■ **Problem description**:
Reproduce the lines word for word, from the very first one through the line that contains "bar-2024-11 — [590, 194, 602, 447]", including both.

■ **Data provided**:
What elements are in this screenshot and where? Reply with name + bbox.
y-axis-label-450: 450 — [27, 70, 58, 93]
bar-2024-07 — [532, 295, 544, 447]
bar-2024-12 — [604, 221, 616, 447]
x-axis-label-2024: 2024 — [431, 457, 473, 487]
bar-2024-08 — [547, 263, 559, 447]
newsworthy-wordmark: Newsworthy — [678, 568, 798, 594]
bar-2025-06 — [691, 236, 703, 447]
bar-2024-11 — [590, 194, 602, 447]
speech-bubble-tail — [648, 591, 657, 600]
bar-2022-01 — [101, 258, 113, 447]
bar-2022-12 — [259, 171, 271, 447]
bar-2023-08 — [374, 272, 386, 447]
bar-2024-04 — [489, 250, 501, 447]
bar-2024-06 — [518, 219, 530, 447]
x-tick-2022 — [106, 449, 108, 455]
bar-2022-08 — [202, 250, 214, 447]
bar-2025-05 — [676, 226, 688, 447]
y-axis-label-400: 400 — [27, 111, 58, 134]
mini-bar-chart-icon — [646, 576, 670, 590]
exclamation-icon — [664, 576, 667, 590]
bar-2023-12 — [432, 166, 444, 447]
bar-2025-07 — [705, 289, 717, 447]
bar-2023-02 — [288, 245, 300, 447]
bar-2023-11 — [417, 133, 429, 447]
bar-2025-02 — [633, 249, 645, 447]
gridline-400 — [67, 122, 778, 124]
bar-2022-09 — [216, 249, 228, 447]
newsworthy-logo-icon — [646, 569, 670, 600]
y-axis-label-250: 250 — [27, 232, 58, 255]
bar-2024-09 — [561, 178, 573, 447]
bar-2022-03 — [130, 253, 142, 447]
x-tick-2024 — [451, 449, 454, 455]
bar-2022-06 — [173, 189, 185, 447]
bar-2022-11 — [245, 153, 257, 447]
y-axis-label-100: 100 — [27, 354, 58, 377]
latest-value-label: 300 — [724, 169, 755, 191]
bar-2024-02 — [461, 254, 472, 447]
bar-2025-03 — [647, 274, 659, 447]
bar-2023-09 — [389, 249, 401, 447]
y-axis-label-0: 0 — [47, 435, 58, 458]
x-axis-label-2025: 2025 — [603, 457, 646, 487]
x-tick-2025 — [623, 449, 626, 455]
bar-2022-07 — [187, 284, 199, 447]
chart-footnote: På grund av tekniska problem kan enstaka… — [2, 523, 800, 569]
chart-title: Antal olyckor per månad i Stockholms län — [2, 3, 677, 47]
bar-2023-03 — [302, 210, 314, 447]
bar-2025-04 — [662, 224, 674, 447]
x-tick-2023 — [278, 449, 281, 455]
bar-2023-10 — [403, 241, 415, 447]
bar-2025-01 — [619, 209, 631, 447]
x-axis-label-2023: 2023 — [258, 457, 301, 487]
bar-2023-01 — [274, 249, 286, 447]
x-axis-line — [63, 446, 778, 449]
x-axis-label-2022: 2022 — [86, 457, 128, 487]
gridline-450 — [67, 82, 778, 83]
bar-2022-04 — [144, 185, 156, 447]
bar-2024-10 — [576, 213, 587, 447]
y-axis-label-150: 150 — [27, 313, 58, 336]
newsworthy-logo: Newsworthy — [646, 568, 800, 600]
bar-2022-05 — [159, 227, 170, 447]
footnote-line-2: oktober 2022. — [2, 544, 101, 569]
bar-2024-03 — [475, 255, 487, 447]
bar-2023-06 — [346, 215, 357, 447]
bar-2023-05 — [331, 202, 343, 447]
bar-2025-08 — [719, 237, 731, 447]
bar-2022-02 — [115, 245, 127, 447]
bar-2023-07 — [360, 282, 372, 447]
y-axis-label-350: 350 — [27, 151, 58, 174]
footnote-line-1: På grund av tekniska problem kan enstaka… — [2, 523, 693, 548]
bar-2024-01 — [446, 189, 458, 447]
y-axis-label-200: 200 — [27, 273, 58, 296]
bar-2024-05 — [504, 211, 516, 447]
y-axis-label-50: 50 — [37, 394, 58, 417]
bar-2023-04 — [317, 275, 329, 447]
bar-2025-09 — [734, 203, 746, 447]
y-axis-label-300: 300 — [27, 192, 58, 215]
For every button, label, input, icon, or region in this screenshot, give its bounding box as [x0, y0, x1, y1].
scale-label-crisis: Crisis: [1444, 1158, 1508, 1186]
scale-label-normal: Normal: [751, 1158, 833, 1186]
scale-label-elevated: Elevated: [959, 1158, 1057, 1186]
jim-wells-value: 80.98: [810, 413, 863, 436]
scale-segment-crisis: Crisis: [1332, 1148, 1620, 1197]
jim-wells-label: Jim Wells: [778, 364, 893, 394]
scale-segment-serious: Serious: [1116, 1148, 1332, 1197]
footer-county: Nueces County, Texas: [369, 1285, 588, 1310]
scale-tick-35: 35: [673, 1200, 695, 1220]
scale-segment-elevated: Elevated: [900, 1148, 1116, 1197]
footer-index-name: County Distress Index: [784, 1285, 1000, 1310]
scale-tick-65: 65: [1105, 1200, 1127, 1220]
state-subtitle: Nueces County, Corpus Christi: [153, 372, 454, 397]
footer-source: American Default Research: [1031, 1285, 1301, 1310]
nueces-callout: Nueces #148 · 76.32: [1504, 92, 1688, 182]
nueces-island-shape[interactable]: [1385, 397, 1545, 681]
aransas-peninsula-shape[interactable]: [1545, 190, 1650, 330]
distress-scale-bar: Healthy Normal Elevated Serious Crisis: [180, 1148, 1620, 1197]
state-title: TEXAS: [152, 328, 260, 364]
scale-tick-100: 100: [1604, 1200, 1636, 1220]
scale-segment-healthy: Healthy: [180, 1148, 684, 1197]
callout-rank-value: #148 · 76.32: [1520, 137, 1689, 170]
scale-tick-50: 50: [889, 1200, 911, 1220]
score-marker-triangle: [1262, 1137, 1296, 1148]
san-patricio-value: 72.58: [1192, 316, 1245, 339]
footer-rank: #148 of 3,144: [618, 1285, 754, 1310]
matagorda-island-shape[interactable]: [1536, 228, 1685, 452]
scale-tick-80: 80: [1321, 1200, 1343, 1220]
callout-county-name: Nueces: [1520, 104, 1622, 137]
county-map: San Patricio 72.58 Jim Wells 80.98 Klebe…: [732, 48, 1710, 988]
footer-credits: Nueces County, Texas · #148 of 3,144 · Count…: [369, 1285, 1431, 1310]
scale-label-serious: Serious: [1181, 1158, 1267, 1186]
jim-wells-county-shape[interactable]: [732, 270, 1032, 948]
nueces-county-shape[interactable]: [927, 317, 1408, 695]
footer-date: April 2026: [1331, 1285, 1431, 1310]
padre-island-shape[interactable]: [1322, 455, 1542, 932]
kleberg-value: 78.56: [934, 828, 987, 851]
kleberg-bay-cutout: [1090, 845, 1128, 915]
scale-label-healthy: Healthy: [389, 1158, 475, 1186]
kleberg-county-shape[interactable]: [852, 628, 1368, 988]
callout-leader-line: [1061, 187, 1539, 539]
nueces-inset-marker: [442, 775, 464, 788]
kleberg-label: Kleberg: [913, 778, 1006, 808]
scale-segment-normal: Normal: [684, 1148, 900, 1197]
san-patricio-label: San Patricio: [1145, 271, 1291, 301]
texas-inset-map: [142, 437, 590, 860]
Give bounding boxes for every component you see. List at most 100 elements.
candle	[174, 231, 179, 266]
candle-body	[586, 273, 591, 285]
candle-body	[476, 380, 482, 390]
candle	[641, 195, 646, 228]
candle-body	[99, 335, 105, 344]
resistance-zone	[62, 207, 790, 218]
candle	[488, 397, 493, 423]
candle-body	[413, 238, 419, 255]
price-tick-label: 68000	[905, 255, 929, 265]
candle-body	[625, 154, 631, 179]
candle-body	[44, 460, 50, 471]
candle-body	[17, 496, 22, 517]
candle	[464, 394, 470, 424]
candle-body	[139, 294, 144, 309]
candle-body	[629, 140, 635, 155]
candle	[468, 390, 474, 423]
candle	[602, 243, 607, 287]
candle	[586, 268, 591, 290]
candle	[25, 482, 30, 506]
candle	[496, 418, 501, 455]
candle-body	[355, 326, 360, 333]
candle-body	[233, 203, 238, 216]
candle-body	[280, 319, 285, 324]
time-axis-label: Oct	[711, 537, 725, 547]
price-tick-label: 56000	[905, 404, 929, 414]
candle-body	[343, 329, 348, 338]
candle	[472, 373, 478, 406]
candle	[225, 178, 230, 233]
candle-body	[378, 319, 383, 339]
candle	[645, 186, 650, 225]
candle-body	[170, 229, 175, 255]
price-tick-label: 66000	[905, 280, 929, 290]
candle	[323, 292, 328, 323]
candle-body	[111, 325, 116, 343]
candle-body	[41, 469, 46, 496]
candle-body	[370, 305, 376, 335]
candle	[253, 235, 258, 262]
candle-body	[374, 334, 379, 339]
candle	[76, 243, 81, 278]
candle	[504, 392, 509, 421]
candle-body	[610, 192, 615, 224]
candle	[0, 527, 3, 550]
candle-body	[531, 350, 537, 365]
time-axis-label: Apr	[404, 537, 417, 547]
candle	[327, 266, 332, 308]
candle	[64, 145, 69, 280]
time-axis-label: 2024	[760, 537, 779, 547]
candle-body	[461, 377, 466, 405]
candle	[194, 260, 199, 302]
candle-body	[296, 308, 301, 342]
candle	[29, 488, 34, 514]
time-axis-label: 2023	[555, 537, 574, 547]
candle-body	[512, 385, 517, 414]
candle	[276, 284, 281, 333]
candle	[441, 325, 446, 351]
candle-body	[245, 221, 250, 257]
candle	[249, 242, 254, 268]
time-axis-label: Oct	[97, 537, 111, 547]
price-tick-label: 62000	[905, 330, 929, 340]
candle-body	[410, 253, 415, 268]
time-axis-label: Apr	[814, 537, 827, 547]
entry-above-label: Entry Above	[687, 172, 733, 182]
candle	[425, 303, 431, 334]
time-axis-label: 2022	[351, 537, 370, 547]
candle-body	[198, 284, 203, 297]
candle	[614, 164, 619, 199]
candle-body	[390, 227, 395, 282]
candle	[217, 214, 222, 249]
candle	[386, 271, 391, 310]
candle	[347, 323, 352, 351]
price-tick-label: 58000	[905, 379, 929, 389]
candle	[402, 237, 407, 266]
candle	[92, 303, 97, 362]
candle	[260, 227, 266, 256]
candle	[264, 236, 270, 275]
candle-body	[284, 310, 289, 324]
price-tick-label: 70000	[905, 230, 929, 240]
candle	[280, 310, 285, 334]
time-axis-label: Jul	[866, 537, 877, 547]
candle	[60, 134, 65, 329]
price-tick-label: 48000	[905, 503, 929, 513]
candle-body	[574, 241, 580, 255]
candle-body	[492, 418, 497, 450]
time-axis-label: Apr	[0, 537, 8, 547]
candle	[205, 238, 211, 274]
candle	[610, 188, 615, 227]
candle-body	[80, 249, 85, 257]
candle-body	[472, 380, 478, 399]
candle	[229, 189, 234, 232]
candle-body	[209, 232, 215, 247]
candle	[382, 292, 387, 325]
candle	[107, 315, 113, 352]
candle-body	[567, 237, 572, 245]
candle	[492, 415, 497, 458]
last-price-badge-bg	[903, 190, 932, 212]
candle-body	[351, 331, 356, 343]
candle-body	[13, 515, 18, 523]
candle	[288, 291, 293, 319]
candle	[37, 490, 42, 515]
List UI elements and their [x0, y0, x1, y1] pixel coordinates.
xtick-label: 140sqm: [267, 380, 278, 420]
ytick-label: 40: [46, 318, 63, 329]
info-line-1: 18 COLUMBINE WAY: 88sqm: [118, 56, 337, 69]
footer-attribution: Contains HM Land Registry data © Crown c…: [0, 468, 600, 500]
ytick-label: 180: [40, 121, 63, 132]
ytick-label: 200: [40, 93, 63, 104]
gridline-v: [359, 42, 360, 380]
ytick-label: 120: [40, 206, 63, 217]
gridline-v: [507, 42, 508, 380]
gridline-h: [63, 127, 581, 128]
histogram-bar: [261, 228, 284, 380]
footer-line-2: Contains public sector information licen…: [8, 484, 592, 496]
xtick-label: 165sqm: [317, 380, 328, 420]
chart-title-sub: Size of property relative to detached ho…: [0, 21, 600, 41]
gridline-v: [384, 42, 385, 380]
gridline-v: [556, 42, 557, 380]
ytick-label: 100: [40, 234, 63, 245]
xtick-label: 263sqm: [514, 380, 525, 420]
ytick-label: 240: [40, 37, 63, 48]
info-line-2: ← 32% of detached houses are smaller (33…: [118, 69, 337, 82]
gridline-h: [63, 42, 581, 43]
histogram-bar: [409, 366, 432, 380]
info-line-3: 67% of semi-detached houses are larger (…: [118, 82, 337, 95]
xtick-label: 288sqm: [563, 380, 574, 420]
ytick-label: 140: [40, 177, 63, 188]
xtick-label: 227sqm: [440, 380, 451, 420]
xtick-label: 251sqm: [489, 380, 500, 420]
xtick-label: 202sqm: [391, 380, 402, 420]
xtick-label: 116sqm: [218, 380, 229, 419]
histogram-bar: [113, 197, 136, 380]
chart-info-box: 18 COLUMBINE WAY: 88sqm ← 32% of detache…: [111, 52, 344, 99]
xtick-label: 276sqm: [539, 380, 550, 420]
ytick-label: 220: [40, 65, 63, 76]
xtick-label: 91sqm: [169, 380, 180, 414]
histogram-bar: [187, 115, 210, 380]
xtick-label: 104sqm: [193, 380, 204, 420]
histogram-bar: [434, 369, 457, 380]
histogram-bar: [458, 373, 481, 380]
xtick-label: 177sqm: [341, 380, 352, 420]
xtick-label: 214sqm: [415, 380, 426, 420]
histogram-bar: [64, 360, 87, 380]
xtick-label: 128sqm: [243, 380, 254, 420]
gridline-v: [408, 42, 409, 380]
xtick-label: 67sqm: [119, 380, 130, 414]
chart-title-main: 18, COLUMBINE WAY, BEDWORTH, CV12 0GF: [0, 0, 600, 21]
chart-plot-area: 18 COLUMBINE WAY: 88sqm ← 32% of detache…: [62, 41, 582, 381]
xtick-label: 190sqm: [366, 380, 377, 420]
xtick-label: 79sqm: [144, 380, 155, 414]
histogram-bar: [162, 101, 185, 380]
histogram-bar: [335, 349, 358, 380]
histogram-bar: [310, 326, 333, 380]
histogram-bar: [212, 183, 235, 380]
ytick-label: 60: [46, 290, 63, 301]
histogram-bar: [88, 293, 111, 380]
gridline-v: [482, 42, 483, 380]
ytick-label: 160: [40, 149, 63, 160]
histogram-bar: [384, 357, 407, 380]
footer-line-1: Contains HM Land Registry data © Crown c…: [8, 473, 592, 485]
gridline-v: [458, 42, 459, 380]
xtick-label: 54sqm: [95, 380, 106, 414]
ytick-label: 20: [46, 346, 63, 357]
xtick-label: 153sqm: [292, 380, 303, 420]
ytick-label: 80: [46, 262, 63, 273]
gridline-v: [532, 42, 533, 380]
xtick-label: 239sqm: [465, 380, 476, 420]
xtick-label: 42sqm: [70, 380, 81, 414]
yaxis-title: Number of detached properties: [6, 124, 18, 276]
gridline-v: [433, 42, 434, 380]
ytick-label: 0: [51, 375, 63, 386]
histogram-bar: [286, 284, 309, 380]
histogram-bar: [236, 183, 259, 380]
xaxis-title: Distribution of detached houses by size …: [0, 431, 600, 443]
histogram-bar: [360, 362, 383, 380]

■ **Solved exercise**:
What elements are in this screenshot and where? Reply with name + bbox.
y-axis-label-450: 450 — [27, 70, 58, 93]
bar-2024-07 — [532, 295, 544, 447]
bar-2024-12 — [604, 221, 616, 447]
x-axis-label-2024: 2024 — [431, 457, 473, 487]
bar-2024-08 — [547, 263, 559, 447]
newsworthy-wordmark: Newsworthy — [678, 568, 798, 594]
bar-2025-06 — [691, 236, 703, 447]
bar-2024-11 — [590, 194, 602, 447]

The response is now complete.